> _Directive_:
Copy everything in the listing below word for word, apart from any images.
=== Record extracts ===
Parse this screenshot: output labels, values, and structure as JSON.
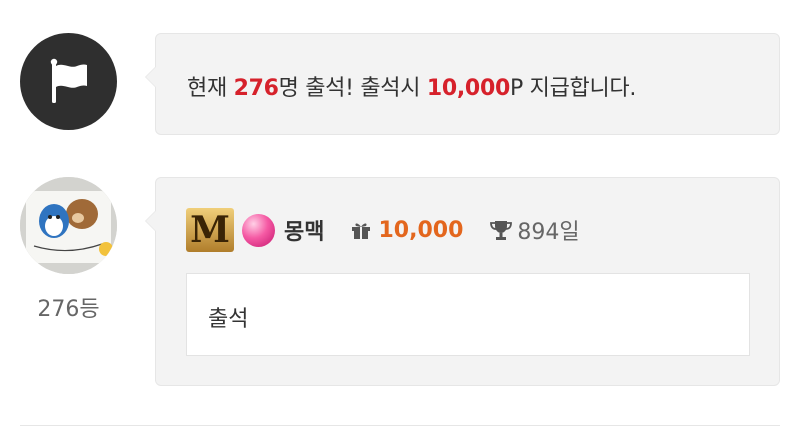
{
  "notice": {
    "prefix": "현재 ",
    "count": "276",
    "middle": "명 출석! 출석시 ",
    "reward": "10,000",
    "suffix": "P 지급합니다.",
    "icon": "flag-icon"
  },
  "entry": {
    "rank": "276등",
    "level_badge": "M",
    "nickname": "몽맥",
    "points": "10,000",
    "days": "894일",
    "comment": "출석",
    "icons": [
      "gift-icon",
      "trophy-icon",
      "gem-icon"
    ]
  },
  "colors": {
    "highlight_red": "#d6212b",
    "points_orange": "#e3661d",
    "bubble_bg": "#f3f3f3",
    "flag_circle": "#2f2f2f"
  }
}
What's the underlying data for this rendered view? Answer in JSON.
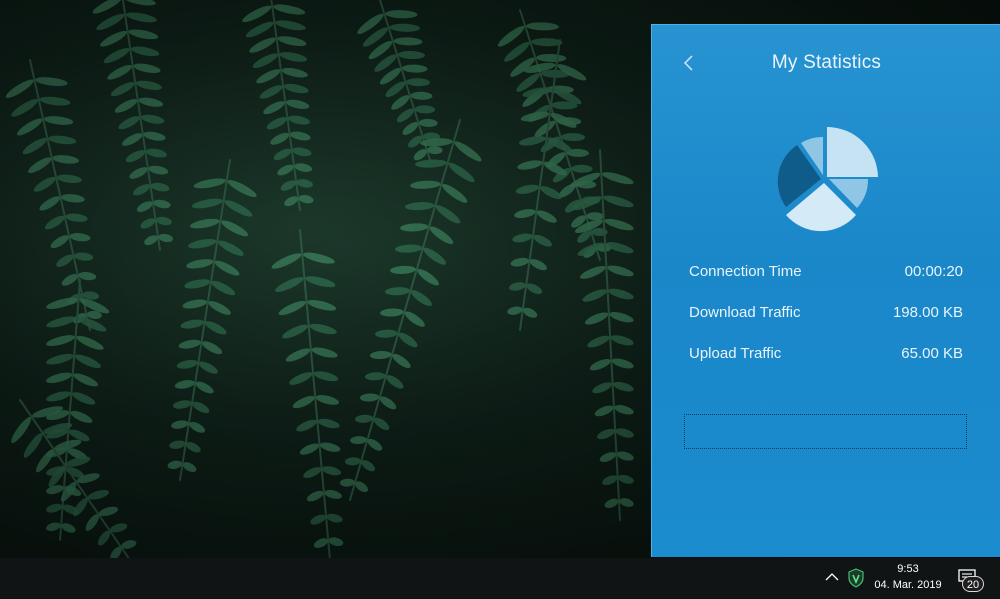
===
> _Expected answer_:
Parse this screenshot: output labels, values, and structure as JSON.
{
  "notice": {
    "prefix": "현재 ",
    "count": "276",
    "middle": "명 출석! 출석시 ",
    "reward": "10,000",
    "suffix": "P 지급합니다.",
    "icon": "flag-icon"
  },
  "entry": {
    "rank": "276등",
    "level_badge": "M",
    "nickname": "몽맥",
    "points": "10,000",
    "days": "894일",
    "comment": "출석",
    "icons": [
      "gift-icon",
      "trophy-icon",
      "gem-icon"
    ]
  },
  "colors": {
    "highlight_red": "#d6212b",
    "points_orange": "#e3661d",
    "bubble_bg": "#f3f3f3",
    "flag_circle": "#2f2f2f"
  }
}
What's the underlying data for this rendered view? Answer in JSON.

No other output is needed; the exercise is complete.